* What the task requires
Please give the listing again in its entirety, exactly as written.

──────────

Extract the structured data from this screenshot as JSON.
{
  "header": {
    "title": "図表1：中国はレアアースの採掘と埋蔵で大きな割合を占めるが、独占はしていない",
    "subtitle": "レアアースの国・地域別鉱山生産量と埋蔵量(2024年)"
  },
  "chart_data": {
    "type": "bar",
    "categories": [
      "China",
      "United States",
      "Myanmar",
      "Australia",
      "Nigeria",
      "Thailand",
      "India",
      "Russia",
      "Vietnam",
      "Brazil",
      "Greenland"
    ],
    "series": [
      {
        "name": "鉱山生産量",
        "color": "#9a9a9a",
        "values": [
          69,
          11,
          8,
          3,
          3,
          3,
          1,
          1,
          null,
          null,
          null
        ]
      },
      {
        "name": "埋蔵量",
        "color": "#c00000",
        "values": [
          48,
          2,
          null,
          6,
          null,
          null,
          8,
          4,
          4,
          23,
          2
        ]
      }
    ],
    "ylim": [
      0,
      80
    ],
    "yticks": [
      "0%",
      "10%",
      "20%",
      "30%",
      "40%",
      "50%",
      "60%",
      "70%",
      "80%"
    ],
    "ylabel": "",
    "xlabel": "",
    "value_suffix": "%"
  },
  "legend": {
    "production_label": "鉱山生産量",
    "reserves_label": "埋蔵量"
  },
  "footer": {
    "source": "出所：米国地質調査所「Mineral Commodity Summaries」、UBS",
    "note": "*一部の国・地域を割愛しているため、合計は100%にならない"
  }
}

──────────

* Answer to the exercise
Extract the structured data from this screenshot as JSON.
{
  "header": {
    "title": "図表1：中国はレアアースの採掘と埋蔵で大きな割合を占めるが、独占はしていない",
    "subtitle": "レアアースの国・地域別鉱山生産量と埋蔵量(2024年)"
  },
  "chart_data": {
    "type": "bar",
    "categories": [
      "China",
      "United States",
      "Myanmar",
      "Australia",
      "Nigeria",
      "Thailand",
      "India",
      "Russia",
      "Vietnam",
      "Brazil",
      "Greenland"
    ],
    "series": [
      {
        "name": "鉱山生産量",
        "color": "#9a9a9a",
        "values": [
          69,
          11,
          8,
          3,
          3,
          3,
          1,
          1,
          null,
          null,
          null
        ]
      },
      {
        "name": "埋蔵量",
        "color": "#c00000",
        "values": [
          48,
          2,
          null,
          6,
          null,
          null,
          8,
          4,
          4,
          23,
          2
        ]
      }
    ],
    "ylim": [
      0,
      80
    ],
    "yticks": [
      "0%",
      "10%",
      "20%",
      "30%",
      "40%",
      "50%",
      "60%",
      "70%",
      "80%"
    ],
    "ylabel": "",
    "xlabel": "",
    "value_suffix": "%"
  },
  "legend": {
    "production_label": "鉱山生産量",
    "reserves_label": "埋蔵量"
  },
  "footer": {
    "source": "出所：米国地質調査所「Mineral Commodity Summaries」、UBS",
    "note": "*一部の国・地域を割愛しているため、合計は100%にならない"
  }
}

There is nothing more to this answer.